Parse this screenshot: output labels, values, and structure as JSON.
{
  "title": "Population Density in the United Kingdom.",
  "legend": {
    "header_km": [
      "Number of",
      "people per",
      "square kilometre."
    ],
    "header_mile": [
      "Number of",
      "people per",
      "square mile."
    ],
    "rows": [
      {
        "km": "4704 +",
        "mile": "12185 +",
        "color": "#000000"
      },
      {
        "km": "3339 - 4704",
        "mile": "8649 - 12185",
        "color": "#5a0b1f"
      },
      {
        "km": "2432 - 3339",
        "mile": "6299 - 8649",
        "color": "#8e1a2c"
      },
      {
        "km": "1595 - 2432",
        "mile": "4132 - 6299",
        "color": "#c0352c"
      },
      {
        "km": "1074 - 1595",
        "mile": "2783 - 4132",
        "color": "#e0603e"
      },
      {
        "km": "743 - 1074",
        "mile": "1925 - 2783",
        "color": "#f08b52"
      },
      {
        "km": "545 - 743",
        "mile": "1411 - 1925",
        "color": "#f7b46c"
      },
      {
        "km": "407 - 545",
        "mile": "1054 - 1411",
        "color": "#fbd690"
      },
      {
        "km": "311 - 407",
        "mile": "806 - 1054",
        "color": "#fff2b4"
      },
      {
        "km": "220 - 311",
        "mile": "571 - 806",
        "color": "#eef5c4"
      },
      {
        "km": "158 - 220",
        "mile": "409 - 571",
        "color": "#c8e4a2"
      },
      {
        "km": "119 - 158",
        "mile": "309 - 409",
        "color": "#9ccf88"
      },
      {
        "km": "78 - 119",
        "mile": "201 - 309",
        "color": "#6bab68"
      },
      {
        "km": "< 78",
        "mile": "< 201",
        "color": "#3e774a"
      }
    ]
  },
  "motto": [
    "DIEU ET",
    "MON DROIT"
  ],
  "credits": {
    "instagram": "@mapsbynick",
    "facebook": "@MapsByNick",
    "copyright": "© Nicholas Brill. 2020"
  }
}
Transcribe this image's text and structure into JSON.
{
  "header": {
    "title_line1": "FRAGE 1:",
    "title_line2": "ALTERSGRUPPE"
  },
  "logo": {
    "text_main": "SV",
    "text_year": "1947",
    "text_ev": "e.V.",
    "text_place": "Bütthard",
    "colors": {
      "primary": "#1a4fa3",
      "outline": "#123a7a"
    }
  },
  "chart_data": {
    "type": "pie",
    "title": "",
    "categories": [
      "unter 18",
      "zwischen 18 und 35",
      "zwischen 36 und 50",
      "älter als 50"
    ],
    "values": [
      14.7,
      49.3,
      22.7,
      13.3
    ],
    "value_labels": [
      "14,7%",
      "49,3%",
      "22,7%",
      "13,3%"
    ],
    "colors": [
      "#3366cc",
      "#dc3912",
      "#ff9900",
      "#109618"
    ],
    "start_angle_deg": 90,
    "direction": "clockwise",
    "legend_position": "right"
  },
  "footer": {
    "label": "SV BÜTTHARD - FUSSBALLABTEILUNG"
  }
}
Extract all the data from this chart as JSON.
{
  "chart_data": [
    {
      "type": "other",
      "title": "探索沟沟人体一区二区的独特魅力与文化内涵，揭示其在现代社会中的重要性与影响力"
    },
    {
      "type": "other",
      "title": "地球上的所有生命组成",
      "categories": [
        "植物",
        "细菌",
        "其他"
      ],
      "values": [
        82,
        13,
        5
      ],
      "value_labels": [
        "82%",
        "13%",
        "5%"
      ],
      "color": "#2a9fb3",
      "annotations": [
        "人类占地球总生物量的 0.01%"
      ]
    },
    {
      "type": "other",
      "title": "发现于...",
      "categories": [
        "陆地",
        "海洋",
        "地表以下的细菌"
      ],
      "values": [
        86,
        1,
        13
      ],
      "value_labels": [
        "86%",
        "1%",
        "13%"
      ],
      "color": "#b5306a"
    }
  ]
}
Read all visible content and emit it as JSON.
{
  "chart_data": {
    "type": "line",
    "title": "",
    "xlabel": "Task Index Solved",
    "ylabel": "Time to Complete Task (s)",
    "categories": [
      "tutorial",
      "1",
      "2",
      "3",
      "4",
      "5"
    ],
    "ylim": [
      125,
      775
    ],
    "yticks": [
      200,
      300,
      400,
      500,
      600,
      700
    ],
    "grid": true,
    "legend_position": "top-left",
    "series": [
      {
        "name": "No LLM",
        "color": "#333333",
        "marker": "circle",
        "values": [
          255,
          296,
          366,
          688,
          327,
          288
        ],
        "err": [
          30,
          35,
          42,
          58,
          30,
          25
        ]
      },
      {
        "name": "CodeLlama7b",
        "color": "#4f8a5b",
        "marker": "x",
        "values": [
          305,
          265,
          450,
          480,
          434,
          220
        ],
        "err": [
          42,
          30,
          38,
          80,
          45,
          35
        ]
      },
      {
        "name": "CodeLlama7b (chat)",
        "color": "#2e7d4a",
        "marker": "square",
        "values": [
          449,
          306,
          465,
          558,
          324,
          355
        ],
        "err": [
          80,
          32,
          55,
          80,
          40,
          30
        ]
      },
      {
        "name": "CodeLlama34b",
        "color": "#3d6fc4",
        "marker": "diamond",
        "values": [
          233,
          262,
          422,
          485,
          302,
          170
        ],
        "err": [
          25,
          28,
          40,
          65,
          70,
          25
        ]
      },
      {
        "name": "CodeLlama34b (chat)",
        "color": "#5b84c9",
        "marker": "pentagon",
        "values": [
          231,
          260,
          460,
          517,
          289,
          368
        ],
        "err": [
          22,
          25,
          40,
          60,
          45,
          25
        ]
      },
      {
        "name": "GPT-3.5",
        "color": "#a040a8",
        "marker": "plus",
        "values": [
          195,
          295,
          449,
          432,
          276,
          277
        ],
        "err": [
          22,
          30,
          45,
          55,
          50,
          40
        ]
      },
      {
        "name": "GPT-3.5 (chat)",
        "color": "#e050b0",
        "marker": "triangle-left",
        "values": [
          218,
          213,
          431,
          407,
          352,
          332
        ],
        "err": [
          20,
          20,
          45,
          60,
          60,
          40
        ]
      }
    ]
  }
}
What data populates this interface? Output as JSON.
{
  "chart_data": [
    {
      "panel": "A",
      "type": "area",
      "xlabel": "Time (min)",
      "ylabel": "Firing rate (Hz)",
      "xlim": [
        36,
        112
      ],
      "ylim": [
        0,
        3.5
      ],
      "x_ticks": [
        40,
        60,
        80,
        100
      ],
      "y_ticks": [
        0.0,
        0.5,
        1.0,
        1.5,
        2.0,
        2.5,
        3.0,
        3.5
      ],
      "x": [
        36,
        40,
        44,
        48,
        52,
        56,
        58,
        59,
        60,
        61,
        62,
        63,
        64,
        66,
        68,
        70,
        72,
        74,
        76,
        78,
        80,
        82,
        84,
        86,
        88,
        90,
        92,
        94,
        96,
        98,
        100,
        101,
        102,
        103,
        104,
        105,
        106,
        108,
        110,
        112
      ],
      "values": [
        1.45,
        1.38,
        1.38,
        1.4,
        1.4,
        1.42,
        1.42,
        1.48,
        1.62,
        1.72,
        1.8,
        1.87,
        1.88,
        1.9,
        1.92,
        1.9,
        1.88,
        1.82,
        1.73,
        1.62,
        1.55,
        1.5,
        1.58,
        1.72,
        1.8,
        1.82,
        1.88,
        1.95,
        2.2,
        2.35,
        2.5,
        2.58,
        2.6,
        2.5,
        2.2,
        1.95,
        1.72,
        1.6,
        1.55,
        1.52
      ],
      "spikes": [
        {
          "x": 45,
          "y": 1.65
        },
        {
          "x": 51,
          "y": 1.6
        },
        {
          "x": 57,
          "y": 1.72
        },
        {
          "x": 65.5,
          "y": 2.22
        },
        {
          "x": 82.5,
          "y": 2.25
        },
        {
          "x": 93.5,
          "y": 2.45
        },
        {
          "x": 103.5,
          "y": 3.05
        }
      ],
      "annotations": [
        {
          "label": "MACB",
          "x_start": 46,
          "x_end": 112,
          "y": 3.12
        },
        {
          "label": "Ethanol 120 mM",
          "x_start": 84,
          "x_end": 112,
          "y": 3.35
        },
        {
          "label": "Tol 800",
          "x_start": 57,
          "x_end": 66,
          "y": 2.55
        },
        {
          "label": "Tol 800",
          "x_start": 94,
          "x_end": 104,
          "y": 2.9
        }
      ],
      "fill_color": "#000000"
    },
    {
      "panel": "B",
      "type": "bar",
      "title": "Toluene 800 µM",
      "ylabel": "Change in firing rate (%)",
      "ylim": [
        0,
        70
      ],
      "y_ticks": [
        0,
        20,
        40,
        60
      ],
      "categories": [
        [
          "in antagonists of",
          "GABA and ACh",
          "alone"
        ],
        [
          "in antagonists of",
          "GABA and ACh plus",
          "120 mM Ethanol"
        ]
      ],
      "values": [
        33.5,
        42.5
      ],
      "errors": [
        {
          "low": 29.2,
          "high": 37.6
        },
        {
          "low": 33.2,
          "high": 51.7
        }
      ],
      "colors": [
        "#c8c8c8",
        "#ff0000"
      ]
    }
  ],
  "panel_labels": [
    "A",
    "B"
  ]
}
============
● **Written request**: Pull out all lines from the listing that contain the string "rate".

● **The reply**:
      "ylabel": "Firing rate (Hz)",
      "ylabel": "Change in firing rate (%)",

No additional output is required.